-- Start --

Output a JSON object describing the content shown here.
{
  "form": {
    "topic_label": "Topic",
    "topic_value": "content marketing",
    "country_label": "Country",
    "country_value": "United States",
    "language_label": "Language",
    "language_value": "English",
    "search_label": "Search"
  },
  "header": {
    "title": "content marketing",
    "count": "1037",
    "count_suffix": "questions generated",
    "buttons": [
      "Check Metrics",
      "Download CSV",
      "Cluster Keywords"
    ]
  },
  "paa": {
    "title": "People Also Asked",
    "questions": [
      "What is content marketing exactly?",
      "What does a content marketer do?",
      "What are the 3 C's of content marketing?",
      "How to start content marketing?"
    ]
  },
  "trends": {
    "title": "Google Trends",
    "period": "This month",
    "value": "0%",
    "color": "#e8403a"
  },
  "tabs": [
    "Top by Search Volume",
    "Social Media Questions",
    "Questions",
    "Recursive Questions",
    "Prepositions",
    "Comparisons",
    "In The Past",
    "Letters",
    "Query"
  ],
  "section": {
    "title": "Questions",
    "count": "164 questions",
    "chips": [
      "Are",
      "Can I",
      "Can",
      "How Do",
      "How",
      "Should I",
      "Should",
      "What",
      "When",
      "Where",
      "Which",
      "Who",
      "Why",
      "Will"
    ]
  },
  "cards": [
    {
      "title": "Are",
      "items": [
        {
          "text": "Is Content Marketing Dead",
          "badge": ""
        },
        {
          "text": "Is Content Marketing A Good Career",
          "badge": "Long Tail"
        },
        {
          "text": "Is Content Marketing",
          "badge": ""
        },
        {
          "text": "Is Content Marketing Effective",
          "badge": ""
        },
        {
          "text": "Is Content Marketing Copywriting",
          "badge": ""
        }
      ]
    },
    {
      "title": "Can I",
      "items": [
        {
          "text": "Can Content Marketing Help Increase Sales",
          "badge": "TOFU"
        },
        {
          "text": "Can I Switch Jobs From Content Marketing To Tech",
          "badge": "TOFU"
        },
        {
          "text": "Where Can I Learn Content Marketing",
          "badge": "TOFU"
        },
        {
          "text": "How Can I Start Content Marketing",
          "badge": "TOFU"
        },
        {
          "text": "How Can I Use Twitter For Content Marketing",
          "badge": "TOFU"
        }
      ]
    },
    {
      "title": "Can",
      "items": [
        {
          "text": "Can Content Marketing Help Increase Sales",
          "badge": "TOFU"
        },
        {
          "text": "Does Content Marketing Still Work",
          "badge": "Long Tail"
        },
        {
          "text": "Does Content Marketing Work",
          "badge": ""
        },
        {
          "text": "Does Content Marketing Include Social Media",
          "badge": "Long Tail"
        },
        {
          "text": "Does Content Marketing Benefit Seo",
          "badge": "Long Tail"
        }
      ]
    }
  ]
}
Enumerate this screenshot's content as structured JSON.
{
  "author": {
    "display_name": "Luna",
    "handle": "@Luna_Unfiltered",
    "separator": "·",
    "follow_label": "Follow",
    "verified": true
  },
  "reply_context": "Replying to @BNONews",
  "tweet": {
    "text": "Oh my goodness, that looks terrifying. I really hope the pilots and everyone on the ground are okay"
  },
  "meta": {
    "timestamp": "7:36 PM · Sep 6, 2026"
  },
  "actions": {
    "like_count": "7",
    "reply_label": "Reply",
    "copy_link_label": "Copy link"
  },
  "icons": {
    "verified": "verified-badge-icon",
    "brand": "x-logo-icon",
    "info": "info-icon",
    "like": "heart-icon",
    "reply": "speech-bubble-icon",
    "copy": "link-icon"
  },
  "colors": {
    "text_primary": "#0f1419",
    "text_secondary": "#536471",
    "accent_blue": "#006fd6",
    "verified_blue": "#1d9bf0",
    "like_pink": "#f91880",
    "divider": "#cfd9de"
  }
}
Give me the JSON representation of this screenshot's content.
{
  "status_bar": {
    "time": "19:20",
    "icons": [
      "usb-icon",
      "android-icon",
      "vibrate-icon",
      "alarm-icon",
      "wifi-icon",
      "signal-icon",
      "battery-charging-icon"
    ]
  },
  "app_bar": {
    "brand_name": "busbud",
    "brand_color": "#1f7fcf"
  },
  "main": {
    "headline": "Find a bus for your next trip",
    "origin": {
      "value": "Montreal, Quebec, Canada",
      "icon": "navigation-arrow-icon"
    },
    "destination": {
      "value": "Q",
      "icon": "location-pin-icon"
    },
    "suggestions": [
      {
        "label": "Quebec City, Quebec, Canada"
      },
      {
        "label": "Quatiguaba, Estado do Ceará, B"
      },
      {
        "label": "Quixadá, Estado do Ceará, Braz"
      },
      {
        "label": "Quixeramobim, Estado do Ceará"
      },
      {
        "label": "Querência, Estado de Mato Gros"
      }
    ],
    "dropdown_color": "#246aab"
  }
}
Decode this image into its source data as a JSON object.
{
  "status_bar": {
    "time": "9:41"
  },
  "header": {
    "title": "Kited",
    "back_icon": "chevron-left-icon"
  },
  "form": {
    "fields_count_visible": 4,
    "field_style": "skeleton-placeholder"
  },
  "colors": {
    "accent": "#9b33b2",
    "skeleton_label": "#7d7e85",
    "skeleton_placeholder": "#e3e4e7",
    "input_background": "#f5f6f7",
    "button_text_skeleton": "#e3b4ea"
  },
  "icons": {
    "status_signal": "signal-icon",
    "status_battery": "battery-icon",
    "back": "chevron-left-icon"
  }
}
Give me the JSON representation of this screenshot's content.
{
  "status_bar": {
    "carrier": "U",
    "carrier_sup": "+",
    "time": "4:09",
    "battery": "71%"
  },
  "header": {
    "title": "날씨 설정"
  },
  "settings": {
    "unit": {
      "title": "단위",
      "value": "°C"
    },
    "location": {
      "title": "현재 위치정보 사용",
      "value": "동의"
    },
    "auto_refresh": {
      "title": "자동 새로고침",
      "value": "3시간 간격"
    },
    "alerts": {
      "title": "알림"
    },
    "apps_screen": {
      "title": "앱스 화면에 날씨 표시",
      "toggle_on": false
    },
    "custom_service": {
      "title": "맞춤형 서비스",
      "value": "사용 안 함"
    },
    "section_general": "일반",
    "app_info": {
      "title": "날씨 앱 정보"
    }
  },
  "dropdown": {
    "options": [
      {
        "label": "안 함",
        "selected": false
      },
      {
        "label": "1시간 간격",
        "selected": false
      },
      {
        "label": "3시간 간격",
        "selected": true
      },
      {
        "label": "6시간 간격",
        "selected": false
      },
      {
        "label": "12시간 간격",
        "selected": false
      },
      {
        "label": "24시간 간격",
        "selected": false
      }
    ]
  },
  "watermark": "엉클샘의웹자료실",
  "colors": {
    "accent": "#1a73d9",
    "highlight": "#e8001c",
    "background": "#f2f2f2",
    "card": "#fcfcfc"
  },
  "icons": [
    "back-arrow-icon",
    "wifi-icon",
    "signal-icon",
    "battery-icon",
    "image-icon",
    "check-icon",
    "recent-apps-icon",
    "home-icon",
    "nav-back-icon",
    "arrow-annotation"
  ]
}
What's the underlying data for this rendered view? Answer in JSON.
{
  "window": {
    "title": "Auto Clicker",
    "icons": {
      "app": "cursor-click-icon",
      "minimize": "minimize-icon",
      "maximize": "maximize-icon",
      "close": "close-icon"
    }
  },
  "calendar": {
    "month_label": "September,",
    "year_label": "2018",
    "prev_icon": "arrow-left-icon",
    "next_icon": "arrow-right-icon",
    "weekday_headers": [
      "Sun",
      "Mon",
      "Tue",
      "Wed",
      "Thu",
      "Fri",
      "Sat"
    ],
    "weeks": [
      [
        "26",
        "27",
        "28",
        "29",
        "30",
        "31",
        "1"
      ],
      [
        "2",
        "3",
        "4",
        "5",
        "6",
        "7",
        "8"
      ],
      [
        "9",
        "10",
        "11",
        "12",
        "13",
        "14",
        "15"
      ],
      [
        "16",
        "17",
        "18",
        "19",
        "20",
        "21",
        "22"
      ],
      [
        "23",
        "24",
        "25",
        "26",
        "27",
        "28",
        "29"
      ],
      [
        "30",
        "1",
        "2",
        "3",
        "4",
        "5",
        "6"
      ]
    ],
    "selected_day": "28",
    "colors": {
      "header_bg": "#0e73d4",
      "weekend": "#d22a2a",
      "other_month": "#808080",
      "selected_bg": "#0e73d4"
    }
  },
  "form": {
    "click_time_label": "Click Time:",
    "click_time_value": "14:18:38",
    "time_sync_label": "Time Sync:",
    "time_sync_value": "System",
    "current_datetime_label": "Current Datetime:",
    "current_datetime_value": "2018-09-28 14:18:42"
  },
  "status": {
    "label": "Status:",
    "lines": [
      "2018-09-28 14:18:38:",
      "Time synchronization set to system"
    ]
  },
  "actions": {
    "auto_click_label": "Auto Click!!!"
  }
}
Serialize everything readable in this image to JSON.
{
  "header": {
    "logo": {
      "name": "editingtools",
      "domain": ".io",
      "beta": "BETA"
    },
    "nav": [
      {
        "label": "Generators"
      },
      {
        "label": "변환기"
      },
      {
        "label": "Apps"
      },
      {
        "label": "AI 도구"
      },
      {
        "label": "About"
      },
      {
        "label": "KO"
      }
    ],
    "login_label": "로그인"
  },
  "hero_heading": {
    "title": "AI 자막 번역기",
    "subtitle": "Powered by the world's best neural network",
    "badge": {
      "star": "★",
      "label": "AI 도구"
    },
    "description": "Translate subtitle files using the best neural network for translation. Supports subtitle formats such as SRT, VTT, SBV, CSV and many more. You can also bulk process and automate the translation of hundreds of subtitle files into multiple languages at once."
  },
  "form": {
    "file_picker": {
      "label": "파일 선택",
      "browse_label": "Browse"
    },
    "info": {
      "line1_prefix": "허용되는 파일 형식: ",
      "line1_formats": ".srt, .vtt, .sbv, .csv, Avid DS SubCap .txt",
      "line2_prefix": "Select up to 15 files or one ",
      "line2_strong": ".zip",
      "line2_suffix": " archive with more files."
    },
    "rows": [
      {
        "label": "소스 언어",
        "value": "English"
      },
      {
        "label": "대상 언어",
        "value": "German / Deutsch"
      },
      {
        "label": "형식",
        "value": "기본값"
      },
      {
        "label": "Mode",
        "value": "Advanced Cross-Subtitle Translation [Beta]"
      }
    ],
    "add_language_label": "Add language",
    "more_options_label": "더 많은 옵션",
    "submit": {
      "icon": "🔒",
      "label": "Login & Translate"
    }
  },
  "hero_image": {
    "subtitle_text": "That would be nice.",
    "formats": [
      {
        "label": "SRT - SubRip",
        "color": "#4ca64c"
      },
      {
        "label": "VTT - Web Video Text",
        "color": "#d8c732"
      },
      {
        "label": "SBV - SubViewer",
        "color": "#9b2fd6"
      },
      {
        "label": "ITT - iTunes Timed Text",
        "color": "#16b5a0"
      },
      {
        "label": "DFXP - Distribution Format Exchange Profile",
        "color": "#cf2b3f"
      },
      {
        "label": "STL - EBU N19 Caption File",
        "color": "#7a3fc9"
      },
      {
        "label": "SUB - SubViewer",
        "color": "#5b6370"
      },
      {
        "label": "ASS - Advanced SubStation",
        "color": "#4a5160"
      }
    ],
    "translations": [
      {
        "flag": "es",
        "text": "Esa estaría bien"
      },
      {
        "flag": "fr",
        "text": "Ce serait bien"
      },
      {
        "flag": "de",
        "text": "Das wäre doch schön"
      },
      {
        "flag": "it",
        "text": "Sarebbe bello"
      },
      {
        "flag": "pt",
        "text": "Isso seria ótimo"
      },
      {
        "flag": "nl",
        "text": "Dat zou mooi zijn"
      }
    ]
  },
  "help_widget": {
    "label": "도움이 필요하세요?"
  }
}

-- End --

_Requirement_
Pull out all lines from the listing that contain the string "flag".

_Output for this exercise_
        "flag": "es",
        "flag": "fr",
        "flag": "de",
        "flag": "it",
        "flag": "pt",
        "flag": "nl",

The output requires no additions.